:: GOAL OF THE EXERCISE ::
Skip every picture and transcribe the remaining material exactly.
== STORED ROWS ==
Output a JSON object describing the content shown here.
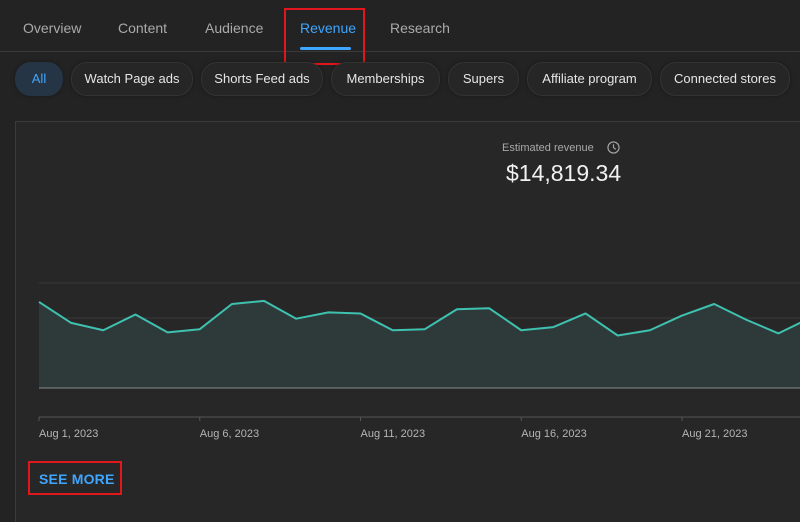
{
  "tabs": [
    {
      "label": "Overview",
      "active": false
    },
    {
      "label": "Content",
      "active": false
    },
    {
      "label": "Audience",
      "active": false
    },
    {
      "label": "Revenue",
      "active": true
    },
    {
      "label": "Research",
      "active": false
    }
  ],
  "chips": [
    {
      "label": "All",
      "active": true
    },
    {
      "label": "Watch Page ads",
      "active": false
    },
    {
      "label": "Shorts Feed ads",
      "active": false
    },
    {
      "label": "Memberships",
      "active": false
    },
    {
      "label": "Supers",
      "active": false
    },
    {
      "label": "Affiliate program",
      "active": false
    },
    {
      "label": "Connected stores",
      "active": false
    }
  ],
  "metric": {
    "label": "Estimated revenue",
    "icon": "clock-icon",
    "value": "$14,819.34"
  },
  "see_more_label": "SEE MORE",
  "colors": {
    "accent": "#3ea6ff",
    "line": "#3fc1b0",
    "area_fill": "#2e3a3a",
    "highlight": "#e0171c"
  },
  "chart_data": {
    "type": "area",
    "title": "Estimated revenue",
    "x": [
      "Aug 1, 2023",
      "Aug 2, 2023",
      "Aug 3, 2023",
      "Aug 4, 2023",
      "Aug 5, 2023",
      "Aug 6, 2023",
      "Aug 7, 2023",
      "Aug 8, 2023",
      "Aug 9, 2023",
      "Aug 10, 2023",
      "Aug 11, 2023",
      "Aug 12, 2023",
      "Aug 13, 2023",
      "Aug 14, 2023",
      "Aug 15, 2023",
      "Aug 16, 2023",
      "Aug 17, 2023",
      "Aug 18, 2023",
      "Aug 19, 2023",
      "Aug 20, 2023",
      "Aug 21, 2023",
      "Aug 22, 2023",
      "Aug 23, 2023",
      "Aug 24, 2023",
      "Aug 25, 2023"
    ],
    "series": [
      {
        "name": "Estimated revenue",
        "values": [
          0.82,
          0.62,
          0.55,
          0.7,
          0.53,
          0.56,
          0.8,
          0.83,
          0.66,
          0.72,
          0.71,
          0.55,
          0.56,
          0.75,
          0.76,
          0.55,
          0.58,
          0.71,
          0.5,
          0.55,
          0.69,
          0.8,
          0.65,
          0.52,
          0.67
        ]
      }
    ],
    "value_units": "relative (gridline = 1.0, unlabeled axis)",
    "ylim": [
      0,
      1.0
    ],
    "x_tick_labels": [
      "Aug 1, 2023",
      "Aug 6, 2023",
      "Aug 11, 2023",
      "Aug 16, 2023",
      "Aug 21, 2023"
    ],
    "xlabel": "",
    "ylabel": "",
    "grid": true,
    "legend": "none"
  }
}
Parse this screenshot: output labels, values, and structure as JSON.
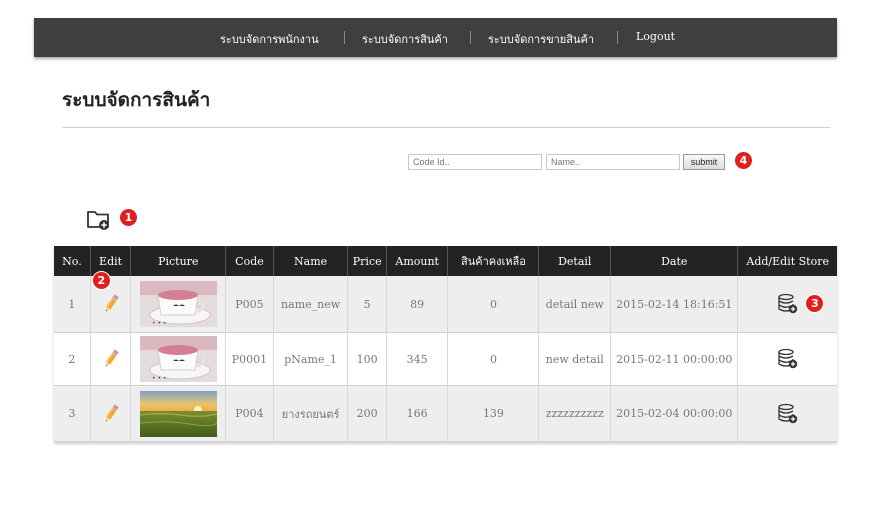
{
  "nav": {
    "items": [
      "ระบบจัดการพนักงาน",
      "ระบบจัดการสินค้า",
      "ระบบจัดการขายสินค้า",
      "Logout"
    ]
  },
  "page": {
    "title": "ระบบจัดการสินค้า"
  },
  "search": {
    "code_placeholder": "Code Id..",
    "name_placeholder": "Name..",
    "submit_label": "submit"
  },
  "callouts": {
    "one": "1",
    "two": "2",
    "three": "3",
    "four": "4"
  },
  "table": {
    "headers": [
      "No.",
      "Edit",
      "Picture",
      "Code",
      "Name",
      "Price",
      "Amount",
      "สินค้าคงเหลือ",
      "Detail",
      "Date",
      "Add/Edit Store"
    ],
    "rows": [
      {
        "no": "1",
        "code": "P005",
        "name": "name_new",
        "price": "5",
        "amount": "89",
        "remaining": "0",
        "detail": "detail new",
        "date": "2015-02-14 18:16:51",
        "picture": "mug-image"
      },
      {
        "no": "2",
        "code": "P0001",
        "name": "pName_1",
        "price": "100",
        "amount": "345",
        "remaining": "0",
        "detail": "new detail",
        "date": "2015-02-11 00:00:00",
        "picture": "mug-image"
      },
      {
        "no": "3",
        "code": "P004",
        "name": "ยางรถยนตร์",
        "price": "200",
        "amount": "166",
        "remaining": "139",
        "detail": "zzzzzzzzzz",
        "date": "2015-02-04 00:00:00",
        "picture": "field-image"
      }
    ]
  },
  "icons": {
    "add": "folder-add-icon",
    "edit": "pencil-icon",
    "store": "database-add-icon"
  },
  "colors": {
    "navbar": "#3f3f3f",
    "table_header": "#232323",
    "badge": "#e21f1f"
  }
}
===
:: SOLVED PROBLEM ::
Output a JSON object describing the content shown here.
{
  "tabs": [
    {
      "label": "Overview",
      "active": false
    },
    {
      "label": "Content",
      "active": false
    },
    {
      "label": "Audience",
      "active": false
    },
    {
      "label": "Revenue",
      "active": true
    },
    {
      "label": "Research",
      "active": false
    }
  ],
  "chips": [
    {
      "label": "All",
      "active": true
    },
    {
      "label": "Watch Page ads",
      "active": false
    },
    {
      "label": "Shorts Feed ads",
      "active": false
    },
    {
      "label": "Memberships",
      "active": false
    },
    {
      "label": "Supers",
      "active": false
    },
    {
      "label": "Affiliate program",
      "active": false
    },
    {
      "label": "Connected stores",
      "active": false
    }
  ],
  "metric": {
    "label": "Estimated revenue",
    "icon": "clock-icon",
    "value": "$14,819.34"
  },
  "see_more_label": "SEE MORE",
  "colors": {
    "accent": "#3ea6ff",
    "line": "#3fc1b0",
    "area_fill": "#2e3a3a",
    "highlight": "#e0171c"
  },
  "chart_data": {
    "type": "area",
    "title": "Estimated revenue",
    "x": [
      "Aug 1, 2023",
      "Aug 2, 2023",
      "Aug 3, 2023",
      "Aug 4, 2023",
      "Aug 5, 2023",
      "Aug 6, 2023",
      "Aug 7, 2023",
      "Aug 8, 2023",
      "Aug 9, 2023",
      "Aug 10, 2023",
      "Aug 11, 2023",
      "Aug 12, 2023",
      "Aug 13, 2023",
      "Aug 14, 2023",
      "Aug 15, 2023",
      "Aug 16, 2023",
      "Aug 17, 2023",
      "Aug 18, 2023",
      "Aug 19, 2023",
      "Aug 20, 2023",
      "Aug 21, 2023",
      "Aug 22, 2023",
      "Aug 23, 2023",
      "Aug 24, 2023",
      "Aug 25, 2023"
    ],
    "series": [
      {
        "name": "Estimated revenue",
        "values": [
          0.82,
          0.62,
          0.55,
          0.7,
          0.53,
          0.56,
          0.8,
          0.83,
          0.66,
          0.72,
          0.71,
          0.55,
          0.56,
          0.75,
          0.76,
          0.55,
          0.58,
          0.71,
          0.5,
          0.55,
          0.69,
          0.8,
          0.65,
          0.52,
          0.67
        ]
      }
    ],
    "value_units": "relative (gridline = 1.0, unlabeled axis)",
    "ylim": [
      0,
      1.0
    ],
    "x_tick_labels": [
      "Aug 1, 2023",
      "Aug 6, 2023",
      "Aug 11, 2023",
      "Aug 16, 2023",
      "Aug 21, 2023"
    ],
    "xlabel": "",
    "ylabel": "",
    "grid": true,
    "legend": "none"
  }
}
Parse this screenshot: output labels, values, and structure as JSON.
{
  "nav": {
    "items": [
      "ระบบจัดการพนักงาน",
      "ระบบจัดการสินค้า",
      "ระบบจัดการขายสินค้า",
      "Logout"
    ]
  },
  "page": {
    "title": "ระบบจัดการสินค้า"
  },
  "search": {
    "code_placeholder": "Code Id..",
    "name_placeholder": "Name..",
    "submit_label": "submit"
  },
  "callouts": {
    "one": "1",
    "two": "2",
    "three": "3",
    "four": "4"
  },
  "table": {
    "headers": [
      "No.",
      "Edit",
      "Picture",
      "Code",
      "Name",
      "Price",
      "Amount",
      "สินค้าคงเหลือ",
      "Detail",
      "Date",
      "Add/Edit Store"
    ],
    "rows": [
      {
        "no": "1",
        "code": "P005",
        "name": "name_new",
        "price": "5",
        "amount": "89",
        "remaining": "0",
        "detail": "detail new",
        "date": "2015-02-14 18:16:51",
        "picture": "mug-image"
      },
      {
        "no": "2",
        "code": "P0001",
        "name": "pName_1",
        "price": "100",
        "amount": "345",
        "remaining": "0",
        "detail": "new detail",
        "date": "2015-02-11 00:00:00",
        "picture": "mug-image"
      },
      {
        "no": "3",
        "code": "P004",
        "name": "ยางรถยนตร์",
        "price": "200",
        "amount": "166",
        "remaining": "139",
        "detail": "zzzzzzzzzz",
        "date": "2015-02-04 00:00:00",
        "picture": "field-image"
      }
    ]
  },
  "icons": {
    "add": "folder-add-icon",
    "edit": "pencil-icon",
    "store": "database-add-icon"
  },
  "colors": {
    "navbar": "#3f3f3f",
    "table_header": "#232323",
    "badge": "#e21f1f"
  }
}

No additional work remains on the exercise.